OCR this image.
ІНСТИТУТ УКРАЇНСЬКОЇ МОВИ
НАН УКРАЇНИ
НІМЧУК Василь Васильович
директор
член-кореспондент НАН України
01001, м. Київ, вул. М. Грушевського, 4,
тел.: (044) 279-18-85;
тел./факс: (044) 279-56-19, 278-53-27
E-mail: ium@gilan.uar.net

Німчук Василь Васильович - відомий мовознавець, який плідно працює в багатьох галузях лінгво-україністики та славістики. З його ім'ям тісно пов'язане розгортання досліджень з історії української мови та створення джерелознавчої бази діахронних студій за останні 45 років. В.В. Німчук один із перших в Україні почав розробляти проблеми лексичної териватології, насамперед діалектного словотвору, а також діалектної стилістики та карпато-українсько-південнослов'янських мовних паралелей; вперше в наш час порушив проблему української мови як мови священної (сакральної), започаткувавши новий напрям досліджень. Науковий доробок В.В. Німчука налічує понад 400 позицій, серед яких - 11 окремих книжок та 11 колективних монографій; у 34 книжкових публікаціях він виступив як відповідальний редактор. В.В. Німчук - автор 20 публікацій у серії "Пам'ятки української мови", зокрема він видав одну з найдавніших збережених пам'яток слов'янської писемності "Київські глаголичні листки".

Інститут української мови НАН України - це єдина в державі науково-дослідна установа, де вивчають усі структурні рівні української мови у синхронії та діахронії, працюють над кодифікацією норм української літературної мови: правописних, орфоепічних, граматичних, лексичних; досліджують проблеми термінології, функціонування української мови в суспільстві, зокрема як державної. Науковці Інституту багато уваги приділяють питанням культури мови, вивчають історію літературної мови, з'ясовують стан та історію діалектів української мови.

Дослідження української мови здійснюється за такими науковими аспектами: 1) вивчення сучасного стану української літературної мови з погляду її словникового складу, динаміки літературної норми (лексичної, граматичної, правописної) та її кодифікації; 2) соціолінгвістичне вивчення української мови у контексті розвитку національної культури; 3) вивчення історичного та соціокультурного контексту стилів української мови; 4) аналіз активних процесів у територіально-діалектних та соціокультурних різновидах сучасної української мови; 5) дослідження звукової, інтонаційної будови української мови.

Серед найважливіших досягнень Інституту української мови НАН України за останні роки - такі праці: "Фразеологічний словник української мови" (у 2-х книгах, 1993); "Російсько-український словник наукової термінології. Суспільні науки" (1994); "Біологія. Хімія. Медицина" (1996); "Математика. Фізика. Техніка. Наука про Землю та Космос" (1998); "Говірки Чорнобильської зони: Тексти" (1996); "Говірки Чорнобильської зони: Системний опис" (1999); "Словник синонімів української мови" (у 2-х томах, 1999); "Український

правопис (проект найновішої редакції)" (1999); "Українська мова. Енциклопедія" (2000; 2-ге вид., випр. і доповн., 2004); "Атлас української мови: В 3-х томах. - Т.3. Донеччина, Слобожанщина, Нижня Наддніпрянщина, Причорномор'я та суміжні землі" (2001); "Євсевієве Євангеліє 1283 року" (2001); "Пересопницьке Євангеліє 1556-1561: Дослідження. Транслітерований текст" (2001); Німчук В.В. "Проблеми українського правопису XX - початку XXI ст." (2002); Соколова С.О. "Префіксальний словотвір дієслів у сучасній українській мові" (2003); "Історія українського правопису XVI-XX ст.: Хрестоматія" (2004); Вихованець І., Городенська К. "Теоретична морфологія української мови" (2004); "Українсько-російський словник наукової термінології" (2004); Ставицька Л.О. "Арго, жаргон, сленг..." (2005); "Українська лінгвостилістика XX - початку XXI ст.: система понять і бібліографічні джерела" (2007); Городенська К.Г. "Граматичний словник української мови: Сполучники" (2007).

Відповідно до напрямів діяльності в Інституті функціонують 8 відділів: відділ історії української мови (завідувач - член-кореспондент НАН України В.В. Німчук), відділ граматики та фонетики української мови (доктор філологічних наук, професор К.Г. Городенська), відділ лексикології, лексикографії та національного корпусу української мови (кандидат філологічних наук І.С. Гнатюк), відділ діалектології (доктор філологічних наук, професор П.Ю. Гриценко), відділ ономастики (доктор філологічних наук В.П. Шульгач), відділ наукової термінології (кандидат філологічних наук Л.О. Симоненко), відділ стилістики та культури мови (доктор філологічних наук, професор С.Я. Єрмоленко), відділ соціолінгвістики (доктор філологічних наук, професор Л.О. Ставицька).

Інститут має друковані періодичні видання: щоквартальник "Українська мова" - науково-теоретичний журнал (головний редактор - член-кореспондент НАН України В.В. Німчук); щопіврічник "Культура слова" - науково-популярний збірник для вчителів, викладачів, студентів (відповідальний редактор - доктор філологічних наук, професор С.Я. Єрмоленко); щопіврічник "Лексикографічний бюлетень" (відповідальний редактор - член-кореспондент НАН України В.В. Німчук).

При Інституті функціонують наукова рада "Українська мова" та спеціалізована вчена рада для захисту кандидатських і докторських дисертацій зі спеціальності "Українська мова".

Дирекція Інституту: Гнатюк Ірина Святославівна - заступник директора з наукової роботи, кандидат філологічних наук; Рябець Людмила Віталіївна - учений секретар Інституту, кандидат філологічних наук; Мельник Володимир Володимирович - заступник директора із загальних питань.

•••

Work to do
Select every line where the word "Інституті" occurs.

Solution to the problem
Відповідно до напрямів діяльності в Інституті функціонують 8 відділів: відділ історії української мови (завідувач - член-кореспондент НАН України В.В. Німчук), відділ граматики та фонетики української мови (доктор філологічних наук, професор К.Г. Городенська), відділ лексикології, лексикографії та національного корпусу української мови (кандидат філологічних наук І.С. Гнатюк), відділ діалектології (доктор філологічних наук, професор П.Ю. Гриценко), відділ ономастики (доктор філологічних наук В.П. Шульгач), відділ наукової термінології (кандидат філологічних наук Л.О. Симоненко), відділ стилістики та культури мови (доктор філологічних наук, професор С.Я. Єрмоленко), відділ соціолінгвістики (доктор філологічних наук, професор Л.О. Ставицька).
При Інституті функціонують наукова рада "Українська мова" та спеціалізована вчена рада для захисту кандидатських і докторських дисертацій зі спеціальності "Українська мова".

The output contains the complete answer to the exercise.